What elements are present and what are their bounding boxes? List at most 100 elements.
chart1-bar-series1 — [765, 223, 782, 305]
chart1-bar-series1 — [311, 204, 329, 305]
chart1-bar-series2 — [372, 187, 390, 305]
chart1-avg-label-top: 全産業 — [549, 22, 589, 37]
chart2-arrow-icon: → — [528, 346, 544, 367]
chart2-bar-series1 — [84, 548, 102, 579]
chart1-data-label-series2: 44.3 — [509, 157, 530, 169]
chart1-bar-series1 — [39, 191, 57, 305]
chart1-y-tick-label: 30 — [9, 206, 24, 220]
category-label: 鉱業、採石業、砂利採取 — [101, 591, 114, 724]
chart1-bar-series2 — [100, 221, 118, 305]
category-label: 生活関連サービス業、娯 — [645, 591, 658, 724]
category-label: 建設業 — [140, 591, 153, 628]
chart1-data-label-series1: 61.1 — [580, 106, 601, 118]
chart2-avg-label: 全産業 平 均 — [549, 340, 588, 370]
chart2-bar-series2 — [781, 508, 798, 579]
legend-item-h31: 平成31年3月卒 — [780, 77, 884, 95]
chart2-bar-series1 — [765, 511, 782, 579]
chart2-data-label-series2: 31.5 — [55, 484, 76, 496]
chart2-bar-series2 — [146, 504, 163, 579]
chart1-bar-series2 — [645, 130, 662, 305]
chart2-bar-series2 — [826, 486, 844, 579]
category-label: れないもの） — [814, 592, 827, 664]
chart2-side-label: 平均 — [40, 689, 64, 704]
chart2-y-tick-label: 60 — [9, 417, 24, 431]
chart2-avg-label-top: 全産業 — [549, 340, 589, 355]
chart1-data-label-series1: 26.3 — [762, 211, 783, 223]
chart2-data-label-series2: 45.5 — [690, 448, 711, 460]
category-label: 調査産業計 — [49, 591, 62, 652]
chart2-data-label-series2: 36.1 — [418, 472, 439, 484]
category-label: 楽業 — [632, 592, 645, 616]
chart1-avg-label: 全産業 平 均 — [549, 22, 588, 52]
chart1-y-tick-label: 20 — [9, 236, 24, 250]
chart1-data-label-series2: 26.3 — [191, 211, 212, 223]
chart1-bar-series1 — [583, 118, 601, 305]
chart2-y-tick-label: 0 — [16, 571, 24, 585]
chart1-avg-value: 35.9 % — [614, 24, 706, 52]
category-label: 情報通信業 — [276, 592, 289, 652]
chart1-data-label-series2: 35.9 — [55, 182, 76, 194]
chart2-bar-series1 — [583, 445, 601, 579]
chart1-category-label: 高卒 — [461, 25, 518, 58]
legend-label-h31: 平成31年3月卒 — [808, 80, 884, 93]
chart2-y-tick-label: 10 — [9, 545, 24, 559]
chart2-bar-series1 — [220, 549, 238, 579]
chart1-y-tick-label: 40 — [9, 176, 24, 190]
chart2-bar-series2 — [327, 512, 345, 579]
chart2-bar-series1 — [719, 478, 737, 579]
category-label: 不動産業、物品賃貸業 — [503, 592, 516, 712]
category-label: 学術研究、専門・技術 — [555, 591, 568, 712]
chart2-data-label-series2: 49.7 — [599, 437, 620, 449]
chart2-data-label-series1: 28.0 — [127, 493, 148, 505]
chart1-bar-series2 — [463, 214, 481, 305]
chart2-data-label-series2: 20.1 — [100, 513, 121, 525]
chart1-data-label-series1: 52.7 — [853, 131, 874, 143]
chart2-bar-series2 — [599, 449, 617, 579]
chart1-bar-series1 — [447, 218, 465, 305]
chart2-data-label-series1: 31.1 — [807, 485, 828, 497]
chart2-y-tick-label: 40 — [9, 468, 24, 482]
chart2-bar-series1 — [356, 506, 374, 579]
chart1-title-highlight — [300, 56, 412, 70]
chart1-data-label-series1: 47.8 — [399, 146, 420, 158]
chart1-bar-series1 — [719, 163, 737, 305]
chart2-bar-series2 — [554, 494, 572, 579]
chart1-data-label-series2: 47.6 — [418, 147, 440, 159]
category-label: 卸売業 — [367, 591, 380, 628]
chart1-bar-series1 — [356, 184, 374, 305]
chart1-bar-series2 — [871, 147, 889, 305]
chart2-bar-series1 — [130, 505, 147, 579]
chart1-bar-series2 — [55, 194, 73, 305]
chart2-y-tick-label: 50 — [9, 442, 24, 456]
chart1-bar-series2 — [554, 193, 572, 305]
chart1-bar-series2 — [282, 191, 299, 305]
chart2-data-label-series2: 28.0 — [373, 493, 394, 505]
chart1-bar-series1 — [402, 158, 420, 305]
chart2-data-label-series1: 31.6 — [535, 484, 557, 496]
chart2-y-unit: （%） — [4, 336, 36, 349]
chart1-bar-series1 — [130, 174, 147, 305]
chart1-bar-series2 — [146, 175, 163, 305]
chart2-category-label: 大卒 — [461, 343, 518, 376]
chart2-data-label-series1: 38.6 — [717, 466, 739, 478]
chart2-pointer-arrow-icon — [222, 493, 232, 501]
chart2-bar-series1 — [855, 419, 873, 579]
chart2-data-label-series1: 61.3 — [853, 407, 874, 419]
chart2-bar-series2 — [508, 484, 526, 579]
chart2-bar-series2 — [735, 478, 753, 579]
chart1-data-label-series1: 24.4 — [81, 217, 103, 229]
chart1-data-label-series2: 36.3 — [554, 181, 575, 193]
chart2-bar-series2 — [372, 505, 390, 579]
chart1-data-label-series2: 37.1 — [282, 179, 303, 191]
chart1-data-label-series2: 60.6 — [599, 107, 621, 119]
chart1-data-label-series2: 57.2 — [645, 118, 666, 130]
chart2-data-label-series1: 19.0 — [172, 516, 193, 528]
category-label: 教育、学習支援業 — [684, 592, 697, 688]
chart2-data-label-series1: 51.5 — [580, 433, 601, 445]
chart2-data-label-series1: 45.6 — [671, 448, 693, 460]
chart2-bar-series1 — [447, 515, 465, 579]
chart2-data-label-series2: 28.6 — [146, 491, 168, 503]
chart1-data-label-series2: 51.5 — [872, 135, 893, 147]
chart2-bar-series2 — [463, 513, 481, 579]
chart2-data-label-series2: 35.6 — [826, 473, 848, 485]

==

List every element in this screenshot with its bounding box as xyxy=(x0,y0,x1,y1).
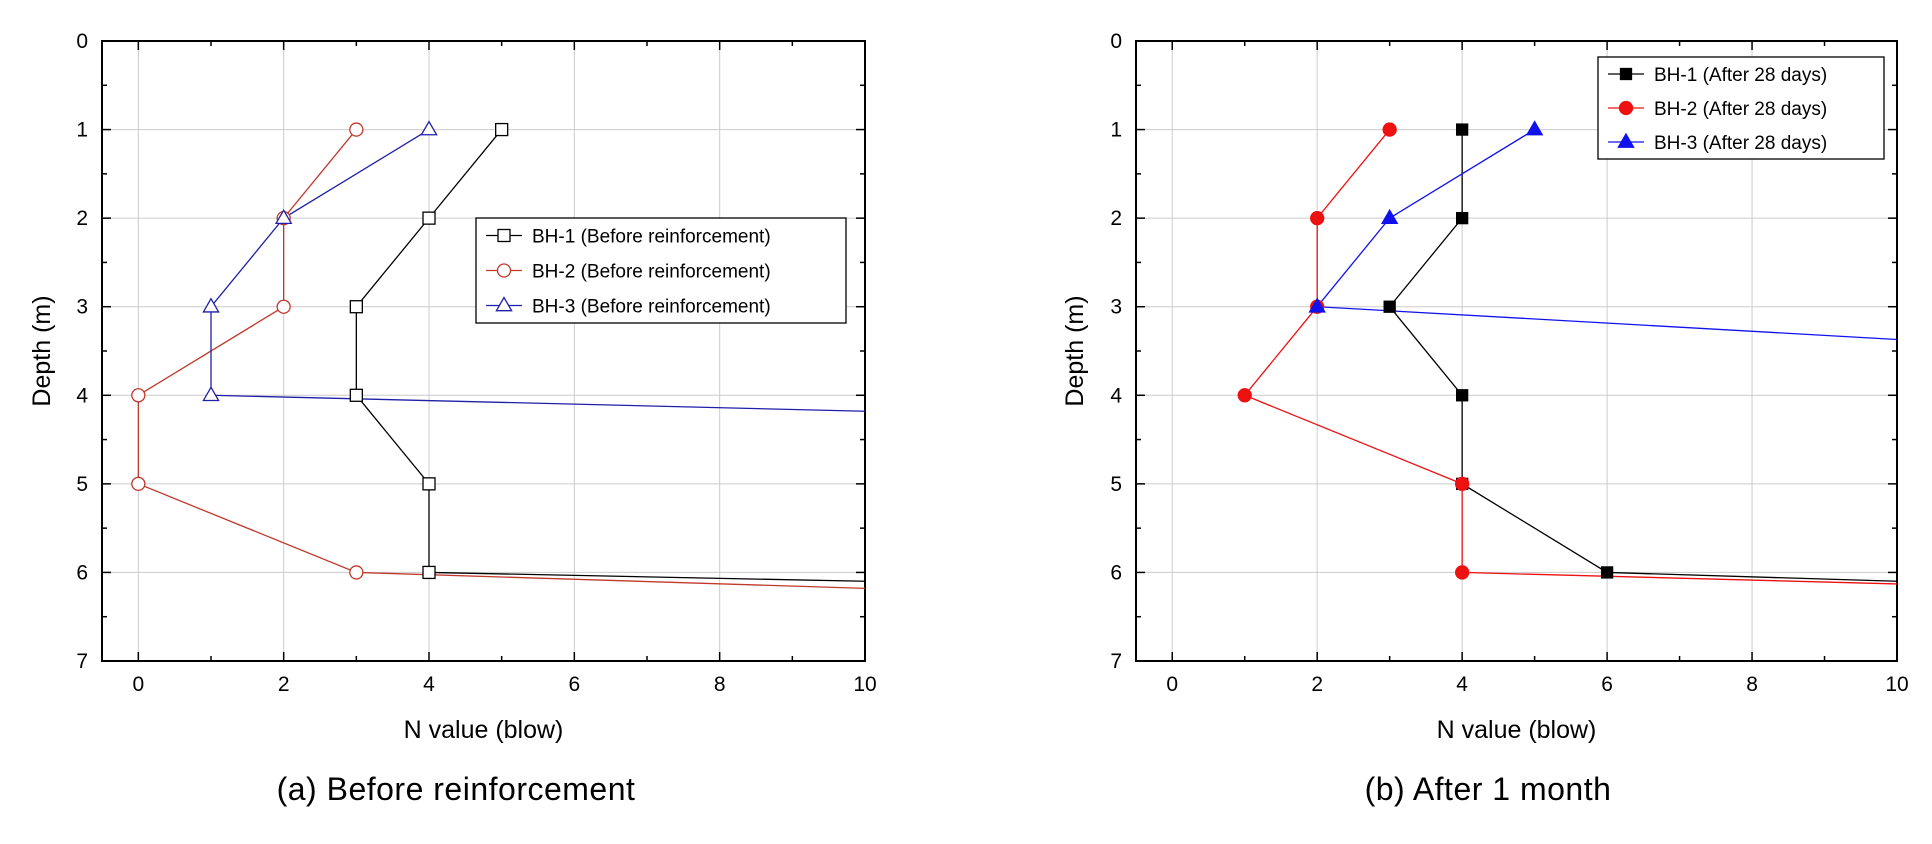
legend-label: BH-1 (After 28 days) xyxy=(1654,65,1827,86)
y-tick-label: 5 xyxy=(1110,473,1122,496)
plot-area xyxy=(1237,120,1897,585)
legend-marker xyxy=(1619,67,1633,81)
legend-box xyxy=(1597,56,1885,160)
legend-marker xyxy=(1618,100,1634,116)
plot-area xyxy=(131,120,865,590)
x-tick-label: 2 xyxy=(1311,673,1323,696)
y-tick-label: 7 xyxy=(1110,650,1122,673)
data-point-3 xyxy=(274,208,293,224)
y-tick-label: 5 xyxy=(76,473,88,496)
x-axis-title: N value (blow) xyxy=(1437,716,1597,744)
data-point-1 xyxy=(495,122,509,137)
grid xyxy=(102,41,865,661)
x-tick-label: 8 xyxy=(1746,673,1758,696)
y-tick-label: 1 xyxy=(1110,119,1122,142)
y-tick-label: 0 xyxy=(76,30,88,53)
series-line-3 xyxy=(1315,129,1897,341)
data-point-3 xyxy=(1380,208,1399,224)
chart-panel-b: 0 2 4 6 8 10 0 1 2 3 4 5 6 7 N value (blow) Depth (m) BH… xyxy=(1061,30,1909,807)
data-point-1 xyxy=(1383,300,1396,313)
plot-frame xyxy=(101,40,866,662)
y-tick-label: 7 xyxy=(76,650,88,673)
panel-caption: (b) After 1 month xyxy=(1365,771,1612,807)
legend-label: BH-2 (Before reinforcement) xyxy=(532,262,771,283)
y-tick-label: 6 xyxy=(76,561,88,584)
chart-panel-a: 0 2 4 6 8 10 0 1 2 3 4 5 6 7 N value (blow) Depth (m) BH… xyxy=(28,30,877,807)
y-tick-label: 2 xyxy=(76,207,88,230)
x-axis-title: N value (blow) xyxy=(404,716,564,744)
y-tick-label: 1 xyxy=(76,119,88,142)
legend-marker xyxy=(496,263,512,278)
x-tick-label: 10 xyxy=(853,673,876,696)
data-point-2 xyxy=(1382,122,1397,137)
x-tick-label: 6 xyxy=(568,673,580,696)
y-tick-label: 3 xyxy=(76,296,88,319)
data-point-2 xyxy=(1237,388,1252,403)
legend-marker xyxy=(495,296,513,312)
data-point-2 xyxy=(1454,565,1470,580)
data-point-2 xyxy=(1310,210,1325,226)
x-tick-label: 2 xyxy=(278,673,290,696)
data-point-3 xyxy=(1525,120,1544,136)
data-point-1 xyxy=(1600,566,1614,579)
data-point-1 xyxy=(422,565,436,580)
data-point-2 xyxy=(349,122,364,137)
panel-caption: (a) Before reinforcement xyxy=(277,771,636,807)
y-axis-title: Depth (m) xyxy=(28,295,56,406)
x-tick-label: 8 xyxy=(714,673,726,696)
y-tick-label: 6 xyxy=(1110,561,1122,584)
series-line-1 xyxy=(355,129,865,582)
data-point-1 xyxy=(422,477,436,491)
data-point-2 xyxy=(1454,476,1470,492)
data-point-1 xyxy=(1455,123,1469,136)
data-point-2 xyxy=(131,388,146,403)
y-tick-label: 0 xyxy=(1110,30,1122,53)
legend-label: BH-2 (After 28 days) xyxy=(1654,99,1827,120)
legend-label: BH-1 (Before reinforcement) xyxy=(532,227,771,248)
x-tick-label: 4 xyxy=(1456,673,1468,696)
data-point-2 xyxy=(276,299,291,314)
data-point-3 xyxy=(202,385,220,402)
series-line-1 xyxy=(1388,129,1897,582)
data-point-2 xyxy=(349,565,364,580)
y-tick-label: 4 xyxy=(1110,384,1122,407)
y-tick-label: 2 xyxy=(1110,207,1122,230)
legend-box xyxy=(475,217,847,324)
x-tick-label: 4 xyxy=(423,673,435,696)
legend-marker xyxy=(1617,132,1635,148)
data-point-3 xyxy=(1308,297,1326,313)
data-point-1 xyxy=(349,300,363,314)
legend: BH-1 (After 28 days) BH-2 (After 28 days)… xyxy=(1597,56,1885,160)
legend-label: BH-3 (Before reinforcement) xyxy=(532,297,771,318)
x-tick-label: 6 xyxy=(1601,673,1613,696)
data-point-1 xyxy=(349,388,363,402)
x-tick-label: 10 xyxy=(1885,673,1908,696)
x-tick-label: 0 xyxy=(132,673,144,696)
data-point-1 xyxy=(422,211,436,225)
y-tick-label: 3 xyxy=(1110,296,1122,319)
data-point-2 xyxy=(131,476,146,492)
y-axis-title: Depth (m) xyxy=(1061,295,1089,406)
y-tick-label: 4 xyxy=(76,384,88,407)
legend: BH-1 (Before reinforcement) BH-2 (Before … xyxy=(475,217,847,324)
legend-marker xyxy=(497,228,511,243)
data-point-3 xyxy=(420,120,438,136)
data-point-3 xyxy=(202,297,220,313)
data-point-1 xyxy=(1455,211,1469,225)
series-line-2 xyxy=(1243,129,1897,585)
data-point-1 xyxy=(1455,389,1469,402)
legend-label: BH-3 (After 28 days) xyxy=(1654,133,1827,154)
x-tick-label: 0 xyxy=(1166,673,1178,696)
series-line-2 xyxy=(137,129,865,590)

Exercise instructions: Can you pull out, word for word, the lines of the data above, starting at the line containing "What elements are" and ending at the line containing "chart1-data-label-series1: 61.1 —", with both of those lines included?

Exercise solution:
What elements are present and what are their bounding boxes? List at most 100 elements.
chart1-bar-series1 — [765, 223, 782, 305]
chart1-bar-series1 — [311, 204, 329, 305]
chart1-bar-series2 — [372, 187, 390, 305]
chart1-avg-label-top: 全産業 — [549, 22, 589, 37]
chart2-arrow-icon: → — [528, 346, 544, 367]
chart2-bar-series1 — [84, 548, 102, 579]
chart1-data-label-series2: 44.3 — [509, 157, 530, 169]
chart1-bar-series1 — [39, 191, 57, 305]
chart1-y-tick-label: 30 — [9, 206, 24, 220]
category-label: 鉱業、採石業、砂利採取 — [101, 591, 114, 724]
chart1-bar-series2 — [100, 221, 118, 305]
category-label: 生活関連サービス業、娯 — [645, 591, 658, 724]
category-label: 建設業 — [140, 591, 153, 628]
chart1-data-label-series1: 61.1 — [580, 106, 601, 118]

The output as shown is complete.